Retype every line of the records below character for character, leaving out the pictures.

--- --- ---

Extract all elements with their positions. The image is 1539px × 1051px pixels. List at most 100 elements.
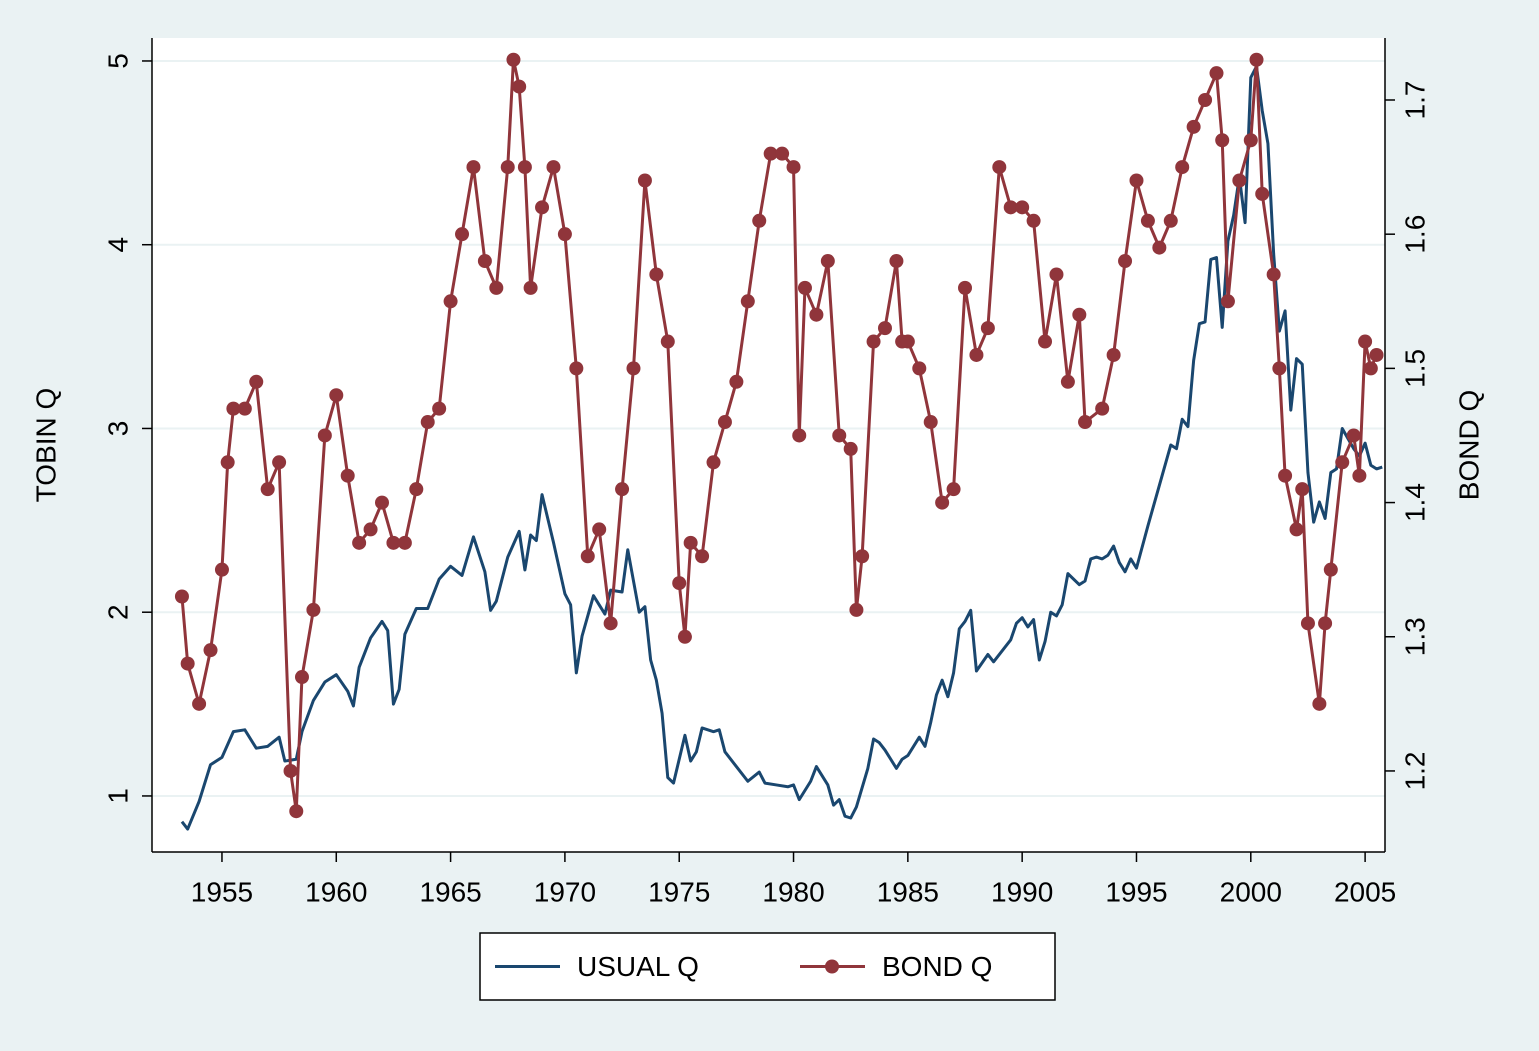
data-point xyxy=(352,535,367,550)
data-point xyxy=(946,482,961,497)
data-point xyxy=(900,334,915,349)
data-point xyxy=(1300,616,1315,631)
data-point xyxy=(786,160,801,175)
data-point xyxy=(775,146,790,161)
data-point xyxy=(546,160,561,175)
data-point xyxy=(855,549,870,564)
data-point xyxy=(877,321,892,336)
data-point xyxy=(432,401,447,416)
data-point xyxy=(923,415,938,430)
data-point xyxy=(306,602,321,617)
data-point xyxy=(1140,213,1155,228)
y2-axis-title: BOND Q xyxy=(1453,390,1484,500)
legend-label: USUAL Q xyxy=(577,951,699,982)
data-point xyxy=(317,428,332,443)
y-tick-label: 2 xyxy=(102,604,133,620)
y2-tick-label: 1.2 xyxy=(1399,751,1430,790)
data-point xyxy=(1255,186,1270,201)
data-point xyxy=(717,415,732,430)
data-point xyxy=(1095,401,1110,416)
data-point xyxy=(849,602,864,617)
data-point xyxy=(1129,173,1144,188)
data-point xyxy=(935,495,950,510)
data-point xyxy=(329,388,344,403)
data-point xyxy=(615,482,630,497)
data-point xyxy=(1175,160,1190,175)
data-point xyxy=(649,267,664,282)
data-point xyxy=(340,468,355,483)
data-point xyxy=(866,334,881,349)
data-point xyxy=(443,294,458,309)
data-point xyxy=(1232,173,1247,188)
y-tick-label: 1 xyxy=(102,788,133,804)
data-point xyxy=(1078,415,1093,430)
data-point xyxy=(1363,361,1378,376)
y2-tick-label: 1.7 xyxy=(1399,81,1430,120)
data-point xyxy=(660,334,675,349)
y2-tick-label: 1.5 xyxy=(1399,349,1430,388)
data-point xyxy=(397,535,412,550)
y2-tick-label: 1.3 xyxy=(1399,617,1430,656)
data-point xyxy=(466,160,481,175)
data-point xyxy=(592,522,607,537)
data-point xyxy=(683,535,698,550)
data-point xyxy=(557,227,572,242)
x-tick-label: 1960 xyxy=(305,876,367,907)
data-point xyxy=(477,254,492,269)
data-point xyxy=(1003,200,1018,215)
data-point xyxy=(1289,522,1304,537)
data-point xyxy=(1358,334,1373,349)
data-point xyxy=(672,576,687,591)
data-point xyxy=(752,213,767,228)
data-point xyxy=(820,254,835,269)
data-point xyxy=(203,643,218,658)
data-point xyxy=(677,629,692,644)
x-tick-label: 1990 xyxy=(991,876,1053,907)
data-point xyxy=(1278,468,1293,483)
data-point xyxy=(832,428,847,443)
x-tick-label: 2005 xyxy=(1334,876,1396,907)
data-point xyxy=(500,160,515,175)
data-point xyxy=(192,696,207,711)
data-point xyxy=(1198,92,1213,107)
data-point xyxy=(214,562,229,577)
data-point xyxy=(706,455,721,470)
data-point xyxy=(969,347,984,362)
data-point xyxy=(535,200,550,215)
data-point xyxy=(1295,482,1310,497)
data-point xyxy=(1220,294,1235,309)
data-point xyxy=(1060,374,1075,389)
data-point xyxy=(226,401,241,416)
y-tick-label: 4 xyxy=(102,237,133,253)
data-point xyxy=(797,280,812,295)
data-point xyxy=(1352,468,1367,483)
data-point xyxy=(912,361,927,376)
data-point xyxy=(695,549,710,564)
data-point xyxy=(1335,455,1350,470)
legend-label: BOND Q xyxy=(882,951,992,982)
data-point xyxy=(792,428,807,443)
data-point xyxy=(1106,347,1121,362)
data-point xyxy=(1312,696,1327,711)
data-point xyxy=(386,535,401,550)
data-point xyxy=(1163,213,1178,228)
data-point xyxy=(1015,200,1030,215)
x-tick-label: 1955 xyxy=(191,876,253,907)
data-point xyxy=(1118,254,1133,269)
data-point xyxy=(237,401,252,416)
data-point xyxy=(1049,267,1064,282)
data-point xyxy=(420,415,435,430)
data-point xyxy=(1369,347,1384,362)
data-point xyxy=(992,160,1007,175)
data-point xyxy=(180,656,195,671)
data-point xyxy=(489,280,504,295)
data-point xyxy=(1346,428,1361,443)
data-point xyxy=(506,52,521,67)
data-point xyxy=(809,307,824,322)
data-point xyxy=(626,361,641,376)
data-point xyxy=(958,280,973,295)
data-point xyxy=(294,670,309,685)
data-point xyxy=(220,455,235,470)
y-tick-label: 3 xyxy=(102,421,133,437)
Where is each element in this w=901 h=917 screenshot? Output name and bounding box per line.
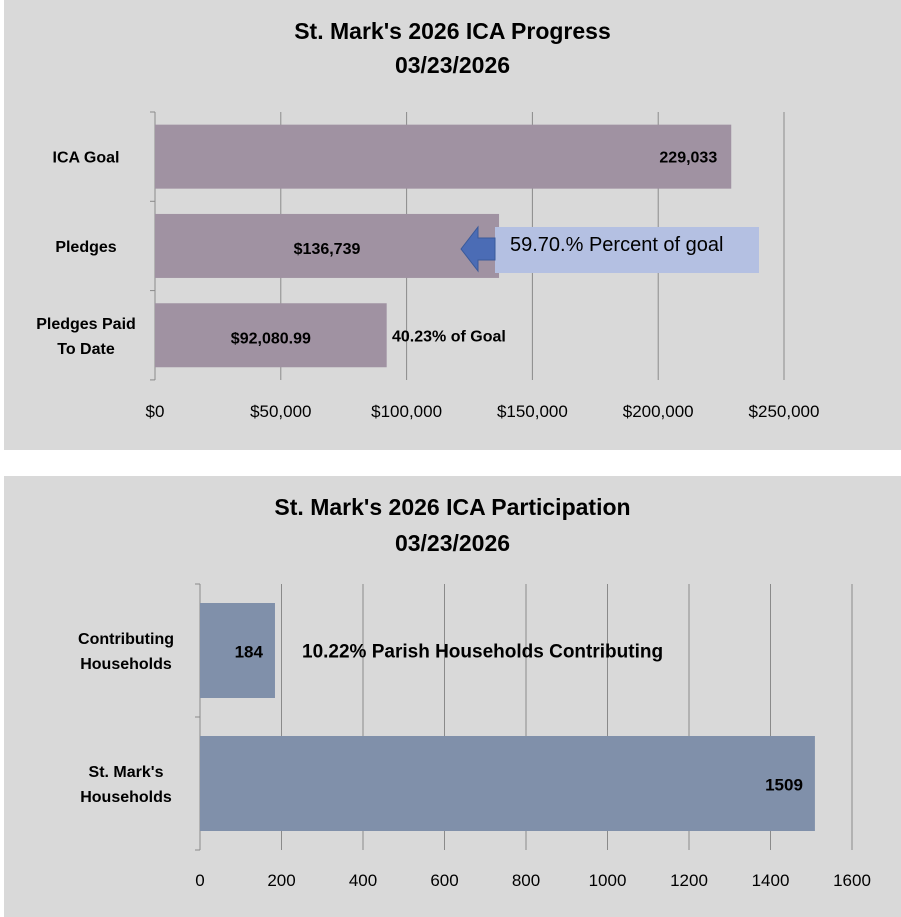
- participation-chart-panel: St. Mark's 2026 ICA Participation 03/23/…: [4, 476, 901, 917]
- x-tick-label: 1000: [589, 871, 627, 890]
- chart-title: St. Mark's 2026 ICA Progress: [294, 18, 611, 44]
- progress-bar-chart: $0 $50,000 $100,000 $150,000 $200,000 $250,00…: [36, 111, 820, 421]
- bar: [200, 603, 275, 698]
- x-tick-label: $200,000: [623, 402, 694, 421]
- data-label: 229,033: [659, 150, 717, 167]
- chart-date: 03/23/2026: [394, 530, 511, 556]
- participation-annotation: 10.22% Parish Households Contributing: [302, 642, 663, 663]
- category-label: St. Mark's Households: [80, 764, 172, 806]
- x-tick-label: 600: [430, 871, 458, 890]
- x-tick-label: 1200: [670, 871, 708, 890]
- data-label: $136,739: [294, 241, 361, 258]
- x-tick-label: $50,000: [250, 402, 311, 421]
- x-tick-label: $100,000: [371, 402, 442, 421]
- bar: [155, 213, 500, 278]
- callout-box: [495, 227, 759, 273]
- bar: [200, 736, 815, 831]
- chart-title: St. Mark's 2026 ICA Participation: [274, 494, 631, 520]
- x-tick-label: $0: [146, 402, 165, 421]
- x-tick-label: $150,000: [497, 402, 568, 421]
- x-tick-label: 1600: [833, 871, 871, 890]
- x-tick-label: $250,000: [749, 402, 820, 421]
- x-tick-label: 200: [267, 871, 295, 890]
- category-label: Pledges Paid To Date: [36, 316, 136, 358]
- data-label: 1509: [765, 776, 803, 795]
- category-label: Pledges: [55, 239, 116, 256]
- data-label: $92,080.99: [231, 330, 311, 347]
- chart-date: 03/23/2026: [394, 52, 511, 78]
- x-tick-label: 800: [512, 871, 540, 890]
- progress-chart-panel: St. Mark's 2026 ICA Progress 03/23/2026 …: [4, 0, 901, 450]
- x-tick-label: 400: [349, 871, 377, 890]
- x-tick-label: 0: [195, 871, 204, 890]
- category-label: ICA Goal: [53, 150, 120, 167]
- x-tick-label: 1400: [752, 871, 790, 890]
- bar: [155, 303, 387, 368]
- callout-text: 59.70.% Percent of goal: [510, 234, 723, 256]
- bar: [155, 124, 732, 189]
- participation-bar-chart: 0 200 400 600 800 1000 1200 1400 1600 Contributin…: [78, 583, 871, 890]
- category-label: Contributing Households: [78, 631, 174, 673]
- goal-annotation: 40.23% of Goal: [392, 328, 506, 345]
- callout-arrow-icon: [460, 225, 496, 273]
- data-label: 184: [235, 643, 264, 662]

--- --- ---

RESULT OF THE EXERCISE.
Extract all elements with their positions. The image is 1539px × 1051px pixels. List at most 100 elements.
data-point xyxy=(352,535,367,550)
data-point xyxy=(946,482,961,497)
data-point xyxy=(900,334,915,349)
data-point xyxy=(1300,616,1315,631)
data-point xyxy=(786,160,801,175)
data-point xyxy=(775,146,790,161)
data-point xyxy=(546,160,561,175)
data-point xyxy=(855,549,870,564)
data-point xyxy=(877,321,892,336)
data-point xyxy=(432,401,447,416)
data-point xyxy=(923,415,938,430)
data-point xyxy=(306,602,321,617)
data-point xyxy=(1140,213,1155,228)
y2-axis-title: BOND Q xyxy=(1453,390,1484,500)
legend-label: USUAL Q xyxy=(577,951,699,982)
data-point xyxy=(317,428,332,443)
y-tick-label: 2 xyxy=(102,604,133,620)
y2-tick-label: 1.2 xyxy=(1399,751,1430,790)
data-point xyxy=(1255,186,1270,201)
data-point xyxy=(717,415,732,430)
data-point xyxy=(1095,401,1110,416)
data-point xyxy=(849,602,864,617)
data-point xyxy=(1129,173,1144,188)
data-point xyxy=(935,495,950,510)
data-point xyxy=(329,388,344,403)
data-point xyxy=(615,482,630,497)
data-point xyxy=(1175,160,1190,175)
data-point xyxy=(649,267,664,282)
data-point xyxy=(340,468,355,483)
data-point xyxy=(866,334,881,349)
data-point xyxy=(443,294,458,309)
data-point xyxy=(1232,173,1247,188)
y-tick-label: 1 xyxy=(102,788,133,804)
data-point xyxy=(1078,415,1093,430)
data-point xyxy=(1363,361,1378,376)
y2-tick-label: 1.7 xyxy=(1399,81,1430,120)
data-point xyxy=(660,334,675,349)
y2-tick-label: 1.5 xyxy=(1399,349,1430,388)
data-point xyxy=(397,535,412,550)
y2-tick-label: 1.3 xyxy=(1399,617,1430,656)
data-point xyxy=(466,160,481,175)
data-point xyxy=(592,522,607,537)
data-point xyxy=(683,535,698,550)
data-point xyxy=(557,227,572,242)
x-tick-label: 1960 xyxy=(305,876,367,907)
data-point xyxy=(477,254,492,269)
data-point xyxy=(1003,200,1018,215)
data-point xyxy=(1289,522,1304,537)
data-point xyxy=(1358,334,1373,349)
data-point xyxy=(672,576,687,591)
data-point xyxy=(752,213,767,228)
data-point xyxy=(820,254,835,269)
data-point xyxy=(203,643,218,658)
data-point xyxy=(677,629,692,644)
x-tick-label: 1990 xyxy=(991,876,1053,907)
data-point xyxy=(1278,468,1293,483)
data-point xyxy=(832,428,847,443)
x-tick-label: 2005 xyxy=(1334,876,1396,907)
data-point xyxy=(500,160,515,175)
data-point xyxy=(192,696,207,711)
data-point xyxy=(1198,92,1213,107)
data-point xyxy=(214,562,229,577)
data-point xyxy=(706,455,721,470)
data-point xyxy=(969,347,984,362)
data-point xyxy=(535,200,550,215)
data-point xyxy=(1295,482,1310,497)
data-point xyxy=(1220,294,1235,309)
data-point xyxy=(1060,374,1075,389)
data-point xyxy=(226,401,241,416)
y-tick-label: 4 xyxy=(102,237,133,253)
data-point xyxy=(797,280,812,295)
data-point xyxy=(1352,468,1367,483)
data-point xyxy=(912,361,927,376)
data-point xyxy=(695,549,710,564)
data-point xyxy=(1335,455,1350,470)
legend-label: BOND Q xyxy=(882,951,992,982)
data-point xyxy=(792,428,807,443)
data-point xyxy=(1106,347,1121,362)
data-point xyxy=(1312,696,1327,711)
data-point xyxy=(386,535,401,550)
data-point xyxy=(1163,213,1178,228)
data-point xyxy=(1015,200,1030,215)
x-tick-label: 1955 xyxy=(191,876,253,907)
data-point xyxy=(1118,254,1133,269)
data-point xyxy=(237,401,252,416)
data-point xyxy=(1049,267,1064,282)
data-point xyxy=(420,415,435,430)
data-point xyxy=(1369,347,1384,362)
data-point xyxy=(992,160,1007,175)
data-point xyxy=(180,656,195,671)
data-point xyxy=(489,280,504,295)
data-point xyxy=(1346,428,1361,443)
data-point xyxy=(506,52,521,67)
data-point xyxy=(809,307,824,322)
data-point xyxy=(626,361,641,376)
data-point xyxy=(958,280,973,295)
data-point xyxy=(294,670,309,685)
data-point xyxy=(220,455,235,470)
y-tick-label: 3 xyxy=(102,421,133,437)
Where is each element in this w=901 h=917 screenshot? Output name and bounding box per line.
- participation-chart-panel: St. Mark's 2026 ICA Participation 03/23/…: [4, 476, 901, 917]
- x-tick-label: 1000: [589, 871, 627, 890]
- chart-title: St. Mark's 2026 ICA Progress: [294, 18, 611, 44]
- progress-bar-chart: $0 $50,000 $100,000 $150,000 $200,000 $250,00…: [36, 111, 820, 421]
- bar: [200, 603, 275, 698]
- x-tick-label: $200,000: [623, 402, 694, 421]
- data-label: 229,033: [659, 150, 717, 167]
- chart-date: 03/23/2026: [394, 530, 511, 556]
- participation-annotation: 10.22% Parish Households Contributing: [302, 642, 663, 663]
- category-label: St. Mark's Households: [80, 764, 172, 806]
- x-tick-label: 600: [430, 871, 458, 890]
- x-tick-label: 1200: [670, 871, 708, 890]
- data-label: $136,739: [294, 241, 361, 258]
- x-tick-label: $50,000: [250, 402, 311, 421]
- x-tick-label: $100,000: [371, 402, 442, 421]
- bar: [155, 213, 500, 278]
- callout-box: [495, 227, 759, 273]
- bar: [200, 736, 815, 831]
- chart-title: St. Mark's 2026 ICA Participation: [274, 494, 631, 520]
- x-tick-label: $0: [146, 402, 165, 421]
- x-tick-label: $150,000: [497, 402, 568, 421]
- x-tick-label: 1600: [833, 871, 871, 890]
- x-tick-label: $250,000: [749, 402, 820, 421]
- x-tick-label: 200: [267, 871, 295, 890]
- category-label: Pledges Paid To Date: [36, 316, 136, 358]
- data-label: 1509: [765, 776, 803, 795]
- category-label: Pledges: [55, 239, 116, 256]
- data-label: $92,080.99: [231, 330, 311, 347]
- chart-date: 03/23/2026: [394, 52, 511, 78]
- x-tick-label: 800: [512, 871, 540, 890]
- progress-chart-panel: St. Mark's 2026 ICA Progress 03/23/2026 …: [4, 0, 901, 450]
- x-tick-label: 400: [349, 871, 377, 890]
- x-tick-label: 0: [195, 871, 204, 890]
- category-label: ICA Goal: [53, 150, 120, 167]
- x-tick-label: 1400: [752, 871, 790, 890]
- bar: [155, 303, 387, 368]
- callout-text: 59.70.% Percent of goal: [510, 234, 723, 256]
- bar: [155, 124, 732, 189]
- participation-bar-chart: 0 200 400 600 800 1000 1200 1400 1600 Contributin…: [78, 583, 871, 890]
- category-label: Contributing Households: [78, 631, 174, 673]
- goal-annotation: 40.23% of Goal: [392, 328, 506, 345]
- callout-arrow-icon: [460, 225, 496, 273]
- data-label: 184: [235, 643, 264, 662]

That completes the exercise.